* begin Recorded data *
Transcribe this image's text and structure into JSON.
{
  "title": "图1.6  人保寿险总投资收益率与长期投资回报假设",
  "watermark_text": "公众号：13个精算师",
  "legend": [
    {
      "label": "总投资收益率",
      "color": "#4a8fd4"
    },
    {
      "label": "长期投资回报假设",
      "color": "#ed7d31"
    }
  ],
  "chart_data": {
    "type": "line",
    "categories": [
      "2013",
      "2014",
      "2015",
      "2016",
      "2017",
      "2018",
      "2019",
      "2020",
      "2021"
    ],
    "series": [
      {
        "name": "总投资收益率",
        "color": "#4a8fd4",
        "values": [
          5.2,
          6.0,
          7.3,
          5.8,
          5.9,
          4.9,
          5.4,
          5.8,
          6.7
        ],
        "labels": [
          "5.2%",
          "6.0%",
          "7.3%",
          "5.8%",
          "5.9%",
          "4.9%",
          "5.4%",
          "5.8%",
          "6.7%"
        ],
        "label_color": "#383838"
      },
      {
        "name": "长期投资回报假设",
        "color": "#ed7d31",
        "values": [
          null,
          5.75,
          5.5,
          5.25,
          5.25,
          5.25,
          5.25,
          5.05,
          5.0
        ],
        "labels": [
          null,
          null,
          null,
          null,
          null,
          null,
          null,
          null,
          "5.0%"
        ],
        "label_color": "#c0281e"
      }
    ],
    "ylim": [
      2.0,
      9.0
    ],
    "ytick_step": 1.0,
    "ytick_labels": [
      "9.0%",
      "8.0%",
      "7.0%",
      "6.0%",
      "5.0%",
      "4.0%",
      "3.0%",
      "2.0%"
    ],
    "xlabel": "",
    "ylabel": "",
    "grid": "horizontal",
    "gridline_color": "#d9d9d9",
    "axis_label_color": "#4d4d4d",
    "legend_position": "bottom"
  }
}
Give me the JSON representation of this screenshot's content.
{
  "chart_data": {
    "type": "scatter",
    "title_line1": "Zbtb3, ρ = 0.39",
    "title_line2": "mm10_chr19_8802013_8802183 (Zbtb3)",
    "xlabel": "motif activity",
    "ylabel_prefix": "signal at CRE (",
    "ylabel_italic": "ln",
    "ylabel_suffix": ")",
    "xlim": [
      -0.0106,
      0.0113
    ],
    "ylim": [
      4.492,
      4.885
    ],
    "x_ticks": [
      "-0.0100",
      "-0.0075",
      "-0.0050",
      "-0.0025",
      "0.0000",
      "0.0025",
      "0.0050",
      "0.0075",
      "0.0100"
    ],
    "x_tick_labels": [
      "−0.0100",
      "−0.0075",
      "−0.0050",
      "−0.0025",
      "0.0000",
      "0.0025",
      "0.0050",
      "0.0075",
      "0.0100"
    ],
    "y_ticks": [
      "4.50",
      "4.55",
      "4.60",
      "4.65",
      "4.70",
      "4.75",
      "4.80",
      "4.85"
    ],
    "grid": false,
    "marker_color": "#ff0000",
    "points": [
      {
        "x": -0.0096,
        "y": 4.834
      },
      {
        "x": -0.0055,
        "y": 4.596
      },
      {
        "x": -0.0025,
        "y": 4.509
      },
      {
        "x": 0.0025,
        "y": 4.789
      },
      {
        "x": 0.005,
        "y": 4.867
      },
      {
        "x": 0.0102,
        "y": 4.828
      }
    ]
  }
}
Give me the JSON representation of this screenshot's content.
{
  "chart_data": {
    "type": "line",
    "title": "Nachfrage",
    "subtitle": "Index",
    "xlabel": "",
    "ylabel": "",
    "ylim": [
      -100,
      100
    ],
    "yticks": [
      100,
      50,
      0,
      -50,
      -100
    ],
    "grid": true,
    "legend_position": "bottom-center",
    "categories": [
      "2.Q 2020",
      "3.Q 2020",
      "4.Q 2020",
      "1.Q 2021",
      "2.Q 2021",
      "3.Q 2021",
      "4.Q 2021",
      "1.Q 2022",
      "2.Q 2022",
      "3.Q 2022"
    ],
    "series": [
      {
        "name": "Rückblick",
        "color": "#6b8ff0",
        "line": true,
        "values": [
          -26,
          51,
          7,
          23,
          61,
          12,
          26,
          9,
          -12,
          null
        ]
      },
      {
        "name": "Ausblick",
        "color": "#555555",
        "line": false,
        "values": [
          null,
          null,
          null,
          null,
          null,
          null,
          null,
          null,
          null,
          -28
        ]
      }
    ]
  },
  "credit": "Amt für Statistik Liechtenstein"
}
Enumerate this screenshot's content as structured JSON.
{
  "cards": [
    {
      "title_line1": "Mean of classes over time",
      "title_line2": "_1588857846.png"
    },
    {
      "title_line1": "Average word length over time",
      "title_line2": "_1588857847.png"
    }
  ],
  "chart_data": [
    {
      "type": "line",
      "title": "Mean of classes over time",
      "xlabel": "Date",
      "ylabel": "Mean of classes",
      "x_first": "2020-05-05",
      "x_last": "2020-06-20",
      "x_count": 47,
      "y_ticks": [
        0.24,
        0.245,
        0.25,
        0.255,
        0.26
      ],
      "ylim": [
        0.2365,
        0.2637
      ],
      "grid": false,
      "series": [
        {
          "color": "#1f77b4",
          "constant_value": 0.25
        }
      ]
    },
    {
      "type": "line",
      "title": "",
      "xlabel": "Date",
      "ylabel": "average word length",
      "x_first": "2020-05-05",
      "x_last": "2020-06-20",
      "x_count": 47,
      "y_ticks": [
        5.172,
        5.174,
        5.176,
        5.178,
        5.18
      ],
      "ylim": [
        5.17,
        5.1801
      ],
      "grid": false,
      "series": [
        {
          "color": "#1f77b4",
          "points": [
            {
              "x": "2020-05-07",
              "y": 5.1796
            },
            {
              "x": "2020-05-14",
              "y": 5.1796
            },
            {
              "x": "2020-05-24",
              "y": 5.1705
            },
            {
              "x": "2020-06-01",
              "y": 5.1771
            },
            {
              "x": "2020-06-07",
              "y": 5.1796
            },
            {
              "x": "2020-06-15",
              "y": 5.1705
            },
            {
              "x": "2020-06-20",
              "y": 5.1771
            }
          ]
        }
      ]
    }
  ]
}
* end Recorded data *
### What to do
In the listing above, find the lines holding the word "bottom" and copy them.

### Reply
    "legend_position": "bottom"
    "legend_position": "bottom-center",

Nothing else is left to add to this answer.